[start of INPUT DATA]

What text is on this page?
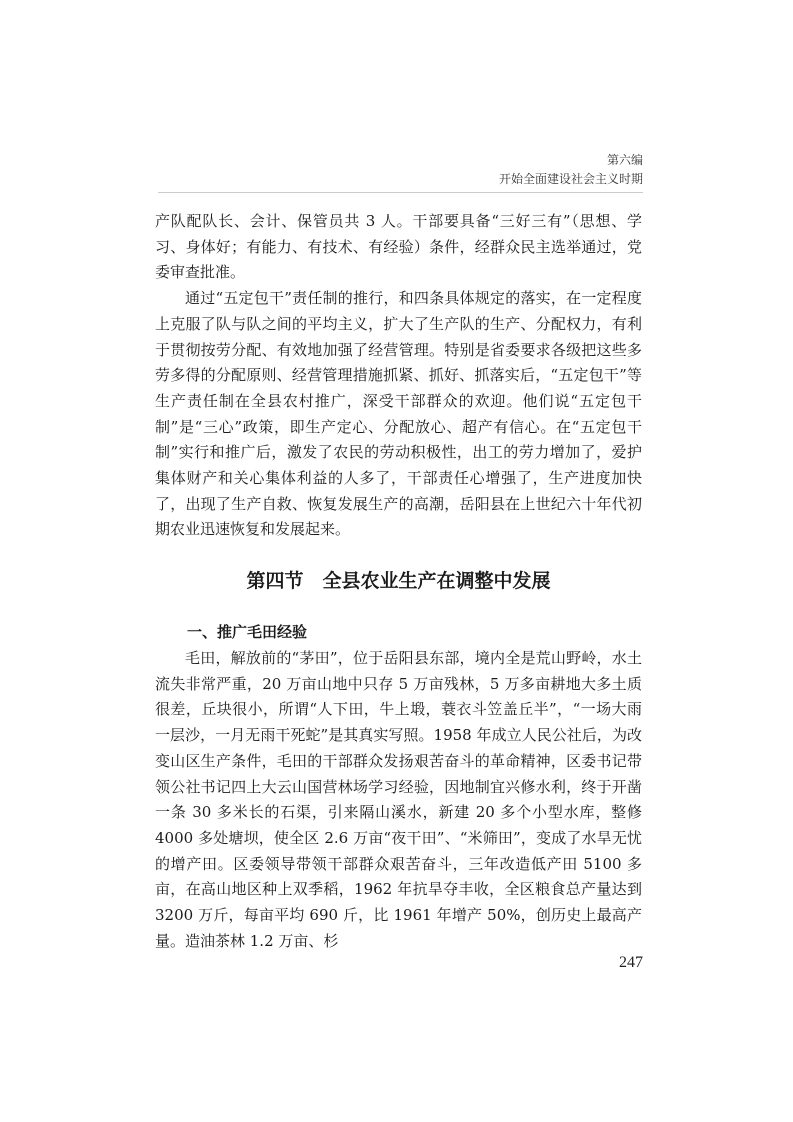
第六编
开始全面建设社会主义时期

产队配队长、会计、保管员共 3 人。干部要具备“三好三有”（思想、学习、身体好；有能力、有技术、有经验）条件，经群众民主选举通过，党委审查批准。

通过“五定包干”责任制的推行，和四条具体规定的落实，在一定程度上克服了队与队之间的平均主义，扩大了生产队的生产、分配权力，有利于贯彻按劳分配、有效地加强了经营管理。特别是省委要求各级把这些多劳多得的分配原则、经营管理措施抓紧、抓好、抓落实后，“五定包干”等生产责任制在全县农村推广，深受干部群众的欢迎。他们说“五定包干制”是“三心”政策，即生产定心、分配放心、超产有信心。在“五定包干制”实行和推广后，激发了农民的劳动积极性，出工的劳力增加了，爱护集体财产和关心集体利益的人多了，干部责任心增强了，生产进度加快了，出现了生产自救、恢复发展生产的高潮，岳阳县在上世纪六十年代初期农业迅速恢复和发展起来。

第四节　全县农业生产在调整中发展
一、推广毛田经验

毛田，解放前的“茅田”，位于岳阳县东部，境内全是荒山野岭，水土流失非常严重，20 万亩山地中只存 5 万亩残林，5 万多亩耕地大多土质很差，丘块很小，所谓“人下田，牛上塅，蓑衣斗笠盖丘半”，“一场大雨一层沙，一月无雨干死蛇”是其真实写照。1958 年成立人民公社后，为改变山区生产条件，毛田的干部群众发扬艰苦奋斗的革命精神，区委书记带领公社书记四上大云山国营林场学习经验，因地制宜兴修水利，终于开凿一条 30 多米长的石渠，引来隔山溪水，新建 20 多个小型水库，整修 4000 多处塘坝，使全区 2.6 万亩“夜干田”、“米筛田”，变成了水旱无忧的增产田。区委领导带领干部群众艰苦奋斗，三年改造低产田 5100 多亩，在高山地区种上双季稻，1962 年抗旱夺丰收，全区粮食总产量达到 3200 万斤，每亩平均 690 斤，比 1961 年增产 50%，创历史上最高产量。造油茶林 1.2 万亩、杉

247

[end of INPUT DATA]

▶ _GOAL_: Retype all of the entries exactly as written, leaving out any images.

▶ _THE REPLY_:
What text is on this page?
第六编
开始全面建设社会主义时期

产队配队长、会计、保管员共 3 人。干部要具备“三好三有”（思想、学习、身体好；有能力、有技术、有经验）条件，经群众民主选举通过，党委审查批准。

通过“五定包干”责任制的推行，和四条具体规定的落实，在一定程度上克服了队与队之间的平均主义，扩大了生产队的生产、分配权力，有利于贯彻按劳分配、有效地加强了经营管理。特别是省委要求各级把这些多劳多得的分配原则、经营管理措施抓紧、抓好、抓落实后，“五定包干”等生产责任制在全县农村推广，深受干部群众的欢迎。他们说“五定包干制”是“三心”政策，即生产定心、分配放心、超产有信心。在“五定包干制”实行和推广后，激发了农民的劳动积极性，出工的劳力增加了，爱护集体财产和关心集体利益的人多了，干部责任心增强了，生产进度加快了，出现了生产自救、恢复发展生产的高潮，岳阳县在上世纪六十年代初期农业迅速恢复和发展起来。

第四节　全县农业生产在调整中发展
一、推广毛田经验

毛田，解放前的“茅田”，位于岳阳县东部，境内全是荒山野岭，水土流失非常严重，20 万亩山地中只存 5 万亩残林，5 万多亩耕地大多土质很差，丘块很小，所谓“人下田，牛上塅，蓑衣斗笠盖丘半”，“一场大雨一层沙，一月无雨干死蛇”是其真实写照。1958 年成立人民公社后，为改变山区生产条件，毛田的干部群众发扬艰苦奋斗的革命精神，区委书记带领公社书记四上大云山国营林场学习经验，因地制宜兴修水利，终于开凿一条 30 多米长的石渠，引来隔山溪水，新建 20 多个小型水库，整修 4000 多处塘坝，使全区 2.6 万亩“夜干田”、“米筛田”，变成了水旱无忧的增产田。区委领导带领干部群众艰苦奋斗，三年改造低产田 5100 多亩，在高山地区种上双季稻，1962 年抗旱夺丰收，全区粮食总产量达到 3200 万斤，每亩平均 690 斤，比 1961 年增产 50%，创历史上最高产量。造油茶林 1.2 万亩、杉

247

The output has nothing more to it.